Transcribe each record below word for word.
=== Given data ===
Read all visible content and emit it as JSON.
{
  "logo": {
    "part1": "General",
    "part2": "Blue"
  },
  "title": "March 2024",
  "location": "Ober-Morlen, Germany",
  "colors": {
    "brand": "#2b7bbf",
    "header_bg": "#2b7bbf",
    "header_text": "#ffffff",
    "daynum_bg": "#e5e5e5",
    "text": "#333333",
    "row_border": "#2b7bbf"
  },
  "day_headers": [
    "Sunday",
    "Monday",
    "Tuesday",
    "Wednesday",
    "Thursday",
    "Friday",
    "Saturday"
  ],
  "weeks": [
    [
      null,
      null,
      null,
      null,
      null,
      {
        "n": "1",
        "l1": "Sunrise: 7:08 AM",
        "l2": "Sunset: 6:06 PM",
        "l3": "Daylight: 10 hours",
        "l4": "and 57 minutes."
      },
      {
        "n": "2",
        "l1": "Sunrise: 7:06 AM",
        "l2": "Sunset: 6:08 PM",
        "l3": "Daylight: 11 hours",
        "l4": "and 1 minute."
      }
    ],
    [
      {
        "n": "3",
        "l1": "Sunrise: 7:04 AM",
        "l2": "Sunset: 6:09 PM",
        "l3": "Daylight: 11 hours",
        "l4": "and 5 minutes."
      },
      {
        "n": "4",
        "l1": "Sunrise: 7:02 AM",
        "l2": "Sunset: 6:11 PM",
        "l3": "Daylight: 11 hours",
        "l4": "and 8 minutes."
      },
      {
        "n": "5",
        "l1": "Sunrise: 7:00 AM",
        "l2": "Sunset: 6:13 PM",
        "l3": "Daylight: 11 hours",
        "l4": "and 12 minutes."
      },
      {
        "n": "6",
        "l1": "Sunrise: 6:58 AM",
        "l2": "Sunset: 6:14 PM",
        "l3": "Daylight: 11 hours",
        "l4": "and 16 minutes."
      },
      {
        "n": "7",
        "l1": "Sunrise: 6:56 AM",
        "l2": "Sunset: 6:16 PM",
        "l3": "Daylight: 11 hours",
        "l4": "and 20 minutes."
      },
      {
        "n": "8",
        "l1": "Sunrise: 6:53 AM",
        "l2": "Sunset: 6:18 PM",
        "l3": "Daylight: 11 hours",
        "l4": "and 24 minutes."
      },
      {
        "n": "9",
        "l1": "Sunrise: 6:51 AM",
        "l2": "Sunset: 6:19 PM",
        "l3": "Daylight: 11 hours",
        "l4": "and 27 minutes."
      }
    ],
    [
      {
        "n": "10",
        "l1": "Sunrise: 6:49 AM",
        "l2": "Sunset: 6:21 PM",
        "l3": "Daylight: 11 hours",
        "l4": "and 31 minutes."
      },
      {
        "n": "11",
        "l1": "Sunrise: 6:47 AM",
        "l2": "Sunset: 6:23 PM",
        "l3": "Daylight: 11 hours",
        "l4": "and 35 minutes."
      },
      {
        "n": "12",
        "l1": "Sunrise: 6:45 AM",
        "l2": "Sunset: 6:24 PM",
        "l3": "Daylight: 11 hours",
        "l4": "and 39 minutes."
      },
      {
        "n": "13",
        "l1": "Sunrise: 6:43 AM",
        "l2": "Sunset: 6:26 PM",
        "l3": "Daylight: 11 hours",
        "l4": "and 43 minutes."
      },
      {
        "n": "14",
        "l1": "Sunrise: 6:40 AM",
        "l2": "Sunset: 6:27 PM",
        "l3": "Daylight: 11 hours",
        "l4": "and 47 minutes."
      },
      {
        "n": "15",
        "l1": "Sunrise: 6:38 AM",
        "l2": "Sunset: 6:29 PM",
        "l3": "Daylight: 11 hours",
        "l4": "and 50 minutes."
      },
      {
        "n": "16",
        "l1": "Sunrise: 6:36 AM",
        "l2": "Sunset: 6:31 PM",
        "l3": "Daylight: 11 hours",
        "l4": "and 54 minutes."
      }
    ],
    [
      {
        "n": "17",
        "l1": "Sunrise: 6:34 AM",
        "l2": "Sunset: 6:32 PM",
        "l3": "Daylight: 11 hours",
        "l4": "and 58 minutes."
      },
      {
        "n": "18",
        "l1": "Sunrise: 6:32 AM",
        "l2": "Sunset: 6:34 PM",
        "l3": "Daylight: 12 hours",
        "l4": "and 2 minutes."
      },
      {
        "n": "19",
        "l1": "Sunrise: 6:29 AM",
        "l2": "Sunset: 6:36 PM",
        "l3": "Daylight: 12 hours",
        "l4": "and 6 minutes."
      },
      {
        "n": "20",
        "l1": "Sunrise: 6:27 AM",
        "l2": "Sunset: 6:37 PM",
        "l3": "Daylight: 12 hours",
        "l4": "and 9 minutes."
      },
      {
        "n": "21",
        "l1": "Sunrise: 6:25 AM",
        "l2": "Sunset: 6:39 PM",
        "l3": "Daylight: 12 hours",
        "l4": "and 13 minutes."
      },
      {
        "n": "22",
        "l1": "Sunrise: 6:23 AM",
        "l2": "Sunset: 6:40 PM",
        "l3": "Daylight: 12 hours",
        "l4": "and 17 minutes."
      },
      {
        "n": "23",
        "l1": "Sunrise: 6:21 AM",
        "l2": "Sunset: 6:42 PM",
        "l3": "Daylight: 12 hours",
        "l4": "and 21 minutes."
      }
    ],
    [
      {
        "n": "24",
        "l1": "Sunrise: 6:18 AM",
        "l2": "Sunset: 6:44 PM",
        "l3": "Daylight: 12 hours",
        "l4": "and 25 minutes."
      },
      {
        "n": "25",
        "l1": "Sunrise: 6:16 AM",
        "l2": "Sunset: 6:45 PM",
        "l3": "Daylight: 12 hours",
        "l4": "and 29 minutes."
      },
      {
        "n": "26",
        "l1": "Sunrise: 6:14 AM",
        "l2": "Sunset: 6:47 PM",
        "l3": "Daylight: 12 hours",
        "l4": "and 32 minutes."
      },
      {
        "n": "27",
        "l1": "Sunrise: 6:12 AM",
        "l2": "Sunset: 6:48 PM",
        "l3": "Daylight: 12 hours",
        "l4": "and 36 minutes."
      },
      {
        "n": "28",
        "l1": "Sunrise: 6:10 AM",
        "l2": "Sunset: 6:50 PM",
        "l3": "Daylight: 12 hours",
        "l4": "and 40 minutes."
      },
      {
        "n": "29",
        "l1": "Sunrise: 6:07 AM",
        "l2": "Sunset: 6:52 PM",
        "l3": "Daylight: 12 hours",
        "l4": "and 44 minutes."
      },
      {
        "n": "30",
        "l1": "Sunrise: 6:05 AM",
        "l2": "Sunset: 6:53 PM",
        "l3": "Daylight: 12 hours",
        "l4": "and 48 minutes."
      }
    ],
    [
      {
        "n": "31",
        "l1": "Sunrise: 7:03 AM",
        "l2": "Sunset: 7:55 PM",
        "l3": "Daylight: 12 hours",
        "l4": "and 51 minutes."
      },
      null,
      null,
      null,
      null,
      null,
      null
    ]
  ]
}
===
▶ [Task response]
Read all visible content and emit it as JSON.
{
  "logo": {
    "part1": "General",
    "part2": "Blue"
  },
  "title": "March 2024",
  "location": "Ober-Morlen, Germany",
  "colors": {
    "brand": "#2b7bbf",
    "header_bg": "#2b7bbf",
    "header_text": "#ffffff",
    "daynum_bg": "#e5e5e5",
    "text": "#333333",
    "row_border": "#2b7bbf"
  },
  "day_headers": [
    "Sunday",
    "Monday",
    "Tuesday",
    "Wednesday",
    "Thursday",
    "Friday",
    "Saturday"
  ],
  "weeks": [
    [
      null,
      null,
      null,
      null,
      null,
      {
        "n": "1",
        "l1": "Sunrise: 7:08 AM",
        "l2": "Sunset: 6:06 PM",
        "l3": "Daylight: 10 hours",
        "l4": "and 57 minutes."
      },
      {
        "n": "2",
        "l1": "Sunrise: 7:06 AM",
        "l2": "Sunset: 6:08 PM",
        "l3": "Daylight: 11 hours",
        "l4": "and 1 minute."
      }
    ],
    [
      {
        "n": "3",
        "l1": "Sunrise: 7:04 AM",
        "l2": "Sunset: 6:09 PM",
        "l3": "Daylight: 11 hours",
        "l4": "and 5 minutes."
      },
      {
        "n": "4",
        "l1": "Sunrise: 7:02 AM",
        "l2": "Sunset: 6:11 PM",
        "l3": "Daylight: 11 hours",
        "l4": "and 8 minutes."
      },
      {
        "n": "5",
        "l1": "Sunrise: 7:00 AM",
        "l2": "Sunset: 6:13 PM",
        "l3": "Daylight: 11 hours",
        "l4": "and 12 minutes."
      },
      {
        "n": "6",
        "l1": "Sunrise: 6:58 AM",
        "l2": "Sunset: 6:14 PM",
        "l3": "Daylight: 11 hours",
        "l4": "and 16 minutes."
      },
      {
        "n": "7",
        "l1": "Sunrise: 6:56 AM",
        "l2": "Sunset: 6:16 PM",
        "l3": "Daylight: 11 hours",
        "l4": "and 20 minutes."
      },
      {
        "n": "8",
        "l1": "Sunrise: 6:53 AM",
        "l2": "Sunset: 6:18 PM",
        "l3": "Daylight: 11 hours",
        "l4": "and 24 minutes."
      },
      {
        "n": "9",
        "l1": "Sunrise: 6:51 AM",
        "l2": "Sunset: 6:19 PM",
        "l3": "Daylight: 11 hours",
        "l4": "and 27 minutes."
      }
    ],
    [
      {
        "n": "10",
        "l1": "Sunrise: 6:49 AM",
        "l2": "Sunset: 6:21 PM",
        "l3": "Daylight: 11 hours",
        "l4": "and 31 minutes."
      },
      {
        "n": "11",
        "l1": "Sunrise: 6:47 AM",
        "l2": "Sunset: 6:23 PM",
        "l3": "Daylight: 11 hours",
        "l4": "and 35 minutes."
      },
      {
        "n": "12",
        "l1": "Sunrise: 6:45 AM",
        "l2": "Sunset: 6:24 PM",
        "l3": "Daylight: 11 hours",
        "l4": "and 39 minutes."
      },
      {
        "n": "13",
        "l1": "Sunrise: 6:43 AM",
        "l2": "Sunset: 6:26 PM",
        "l3": "Daylight: 11 hours",
        "l4": "and 43 minutes."
      },
      {
        "n": "14",
        "l1": "Sunrise: 6:40 AM",
        "l2": "Sunset: 6:27 PM",
        "l3": "Daylight: 11 hours",
        "l4": "and 47 minutes."
      },
      {
        "n": "15",
        "l1": "Sunrise: 6:38 AM",
        "l2": "Sunset: 6:29 PM",
        "l3": "Daylight: 11 hours",
        "l4": "and 50 minutes."
      },
      {
        "n": "16",
        "l1": "Sunrise: 6:36 AM",
        "l2": "Sunset: 6:31 PM",
        "l3": "Daylight: 11 hours",
        "l4": "and 54 minutes."
      }
    ],
    [
      {
        "n": "17",
        "l1": "Sunrise: 6:34 AM",
        "l2": "Sunset: 6:32 PM",
        "l3": "Daylight: 11 hours",
        "l4": "and 58 minutes."
      },
      {
        "n": "18",
        "l1": "Sunrise: 6:32 AM",
        "l2": "Sunset: 6:34 PM",
        "l3": "Daylight: 12 hours",
        "l4": "and 2 minutes."
      },
      {
        "n": "19",
        "l1": "Sunrise: 6:29 AM",
        "l2": "Sunset: 6:36 PM",
        "l3": "Daylight: 12 hours",
        "l4": "and 6 minutes."
      },
      {
        "n": "20",
        "l1": "Sunrise: 6:27 AM",
        "l2": "Sunset: 6:37 PM",
        "l3": "Daylight: 12 hours",
        "l4": "and 9 minutes."
      },
      {
        "n": "21",
        "l1": "Sunrise: 6:25 AM",
        "l2": "Sunset: 6:39 PM",
        "l3": "Daylight: 12 hours",
        "l4": "and 13 minutes."
      },
      {
        "n": "22",
        "l1": "Sunrise: 6:23 AM",
        "l2": "Sunset: 6:40 PM",
        "l3": "Daylight: 12 hours",
        "l4": "and 17 minutes."
      },
      {
        "n": "23",
        "l1": "Sunrise: 6:21 AM",
        "l2": "Sunset: 6:42 PM",
        "l3": "Daylight: 12 hours",
        "l4": "and 21 minutes."
      }
    ],
    [
      {
        "n": "24",
        "l1": "Sunrise: 6:18 AM",
        "l2": "Sunset: 6:44 PM",
        "l3": "Daylight: 12 hours",
        "l4": "and 25 minutes."
      },
      {
        "n": "25",
        "l1": "Sunrise: 6:16 AM",
        "l2": "Sunset: 6:45 PM",
        "l3": "Daylight: 12 hours",
        "l4": "and 29 minutes."
      },
      {
        "n": "26",
        "l1": "Sunrise: 6:14 AM",
        "l2": "Sunset: 6:47 PM",
        "l3": "Daylight: 12 hours",
        "l4": "and 32 minutes."
      },
      {
        "n": "27",
        "l1": "Sunrise: 6:12 AM",
        "l2": "Sunset: 6:48 PM",
        "l3": "Daylight: 12 hours",
        "l4": "and 36 minutes."
      },
      {
        "n": "28",
        "l1": "Sunrise: 6:10 AM",
        "l2": "Sunset: 6:50 PM",
        "l3": "Daylight: 12 hours",
        "l4": "and 40 minutes."
      },
      {
        "n": "29",
        "l1": "Sunrise: 6:07 AM",
        "l2": "Sunset: 6:52 PM",
        "l3": "Daylight: 12 hours",
        "l4": "and 44 minutes."
      },
      {
        "n": "30",
        "l1": "Sunrise: 6:05 AM",
        "l2": "Sunset: 6:53 PM",
        "l3": "Daylight: 12 hours",
        "l4": "and 48 minutes."
      }
    ],
    [
      {
        "n": "31",
        "l1": "Sunrise: 7:03 AM",
        "l2": "Sunset: 7:55 PM",
        "l3": "Daylight: 12 hours",
        "l4": "and 51 minutes."
      },
      null,
      null,
      null,
      null,
      null,
      null
    ]
  ]
}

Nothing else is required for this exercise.